• _Exercise_: Produce an exact copy of the lines from the line containing "What does this" through the last line of the listing below, both ends included, and nothing else.

--- start of Exercise material ---

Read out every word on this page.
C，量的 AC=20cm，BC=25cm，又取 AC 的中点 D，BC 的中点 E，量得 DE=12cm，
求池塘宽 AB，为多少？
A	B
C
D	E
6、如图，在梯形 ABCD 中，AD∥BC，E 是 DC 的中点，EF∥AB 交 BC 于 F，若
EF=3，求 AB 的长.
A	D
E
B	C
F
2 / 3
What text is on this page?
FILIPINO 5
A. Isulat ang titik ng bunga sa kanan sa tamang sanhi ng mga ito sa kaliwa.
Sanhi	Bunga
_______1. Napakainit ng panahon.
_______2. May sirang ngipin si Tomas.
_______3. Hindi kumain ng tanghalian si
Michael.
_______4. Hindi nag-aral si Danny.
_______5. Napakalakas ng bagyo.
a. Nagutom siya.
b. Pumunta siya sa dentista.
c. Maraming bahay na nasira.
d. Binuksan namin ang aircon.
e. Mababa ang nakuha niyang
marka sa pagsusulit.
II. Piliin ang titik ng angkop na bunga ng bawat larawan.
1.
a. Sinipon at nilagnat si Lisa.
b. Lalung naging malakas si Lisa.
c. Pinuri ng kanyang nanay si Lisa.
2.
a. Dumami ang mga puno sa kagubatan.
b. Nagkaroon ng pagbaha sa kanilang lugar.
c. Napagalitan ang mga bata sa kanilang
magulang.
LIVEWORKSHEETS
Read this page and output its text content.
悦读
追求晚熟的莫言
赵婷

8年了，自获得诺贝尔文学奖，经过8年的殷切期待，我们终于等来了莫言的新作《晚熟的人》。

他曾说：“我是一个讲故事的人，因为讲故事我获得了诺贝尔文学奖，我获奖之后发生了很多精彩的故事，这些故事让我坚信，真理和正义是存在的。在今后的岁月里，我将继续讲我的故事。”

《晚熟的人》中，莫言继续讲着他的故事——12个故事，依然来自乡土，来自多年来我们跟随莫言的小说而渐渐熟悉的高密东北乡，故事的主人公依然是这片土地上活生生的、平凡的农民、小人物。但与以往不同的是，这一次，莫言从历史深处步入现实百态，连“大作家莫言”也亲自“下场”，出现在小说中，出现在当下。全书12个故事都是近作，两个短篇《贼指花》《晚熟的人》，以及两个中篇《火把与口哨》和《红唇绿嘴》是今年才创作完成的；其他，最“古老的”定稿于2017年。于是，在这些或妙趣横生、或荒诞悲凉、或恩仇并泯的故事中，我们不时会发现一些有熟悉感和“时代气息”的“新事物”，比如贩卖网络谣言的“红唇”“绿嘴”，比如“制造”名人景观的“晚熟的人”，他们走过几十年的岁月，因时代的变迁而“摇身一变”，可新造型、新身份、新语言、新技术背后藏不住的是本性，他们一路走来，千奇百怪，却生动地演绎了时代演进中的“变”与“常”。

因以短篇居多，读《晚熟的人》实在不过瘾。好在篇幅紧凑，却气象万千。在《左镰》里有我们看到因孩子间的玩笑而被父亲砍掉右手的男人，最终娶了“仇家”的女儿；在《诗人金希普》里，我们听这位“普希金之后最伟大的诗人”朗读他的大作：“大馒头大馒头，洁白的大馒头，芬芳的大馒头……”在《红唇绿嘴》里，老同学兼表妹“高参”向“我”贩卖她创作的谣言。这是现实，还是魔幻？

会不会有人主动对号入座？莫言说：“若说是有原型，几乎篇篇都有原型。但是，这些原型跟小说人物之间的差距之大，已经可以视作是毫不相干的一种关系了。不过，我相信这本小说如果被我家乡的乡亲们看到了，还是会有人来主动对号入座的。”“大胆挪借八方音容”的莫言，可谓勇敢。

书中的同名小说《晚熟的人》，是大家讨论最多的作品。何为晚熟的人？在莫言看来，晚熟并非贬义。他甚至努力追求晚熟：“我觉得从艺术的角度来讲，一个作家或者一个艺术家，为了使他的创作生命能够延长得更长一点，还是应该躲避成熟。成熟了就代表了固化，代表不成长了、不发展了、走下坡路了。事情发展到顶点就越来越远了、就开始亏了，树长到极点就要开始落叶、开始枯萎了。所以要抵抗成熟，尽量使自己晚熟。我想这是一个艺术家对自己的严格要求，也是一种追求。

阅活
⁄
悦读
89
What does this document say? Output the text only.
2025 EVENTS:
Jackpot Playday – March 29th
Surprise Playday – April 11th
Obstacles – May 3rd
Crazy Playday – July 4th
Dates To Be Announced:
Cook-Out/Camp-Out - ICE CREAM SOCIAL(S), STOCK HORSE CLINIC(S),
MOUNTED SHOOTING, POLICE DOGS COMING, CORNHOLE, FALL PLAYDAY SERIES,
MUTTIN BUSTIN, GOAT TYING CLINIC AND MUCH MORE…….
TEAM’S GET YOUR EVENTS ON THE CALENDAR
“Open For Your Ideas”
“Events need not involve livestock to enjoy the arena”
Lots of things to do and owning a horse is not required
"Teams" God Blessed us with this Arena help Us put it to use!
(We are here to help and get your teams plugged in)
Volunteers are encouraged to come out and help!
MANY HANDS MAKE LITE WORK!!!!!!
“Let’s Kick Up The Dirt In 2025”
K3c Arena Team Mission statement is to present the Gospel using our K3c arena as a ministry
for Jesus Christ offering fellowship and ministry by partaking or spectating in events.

--- end of Exercise material ---

• _Expected answer_:
What does this document say? Output the text only.
2025 EVENTS:
Jackpot Playday – March 29th
Surprise Playday – April 11th
Obstacles – May 3rd
Crazy Playday – July 4th
Dates To Be Announced:
Cook-Out/Camp-Out - ICE CREAM SOCIAL(S), STOCK HORSE CLINIC(S),
MOUNTED SHOOTING, POLICE DOGS COMING, CORNHOLE, FALL PLAYDAY SERIES,
MUTTIN BUSTIN, GOAT TYING CLINIC AND MUCH MORE…….
TEAM’S GET YOUR EVENTS ON THE CALENDAR
“Open For Your Ideas”
“Events need not involve livestock to enjoy the arena”
Lots of things to do and owning a horse is not required
"Teams" God Blessed us with this Arena help Us put it to use!
(We are here to help and get your teams plugged in)
Volunteers are encouraged to come out and help!
MANY HANDS MAKE LITE WORK!!!!!!
“Let’s Kick Up The Dirt In 2025”
K3c Arena Team Mission statement is to present the Gospel using our K3c arena as a ministry
for Jesus Christ offering fellowship and ministry by partaking or spectating in events.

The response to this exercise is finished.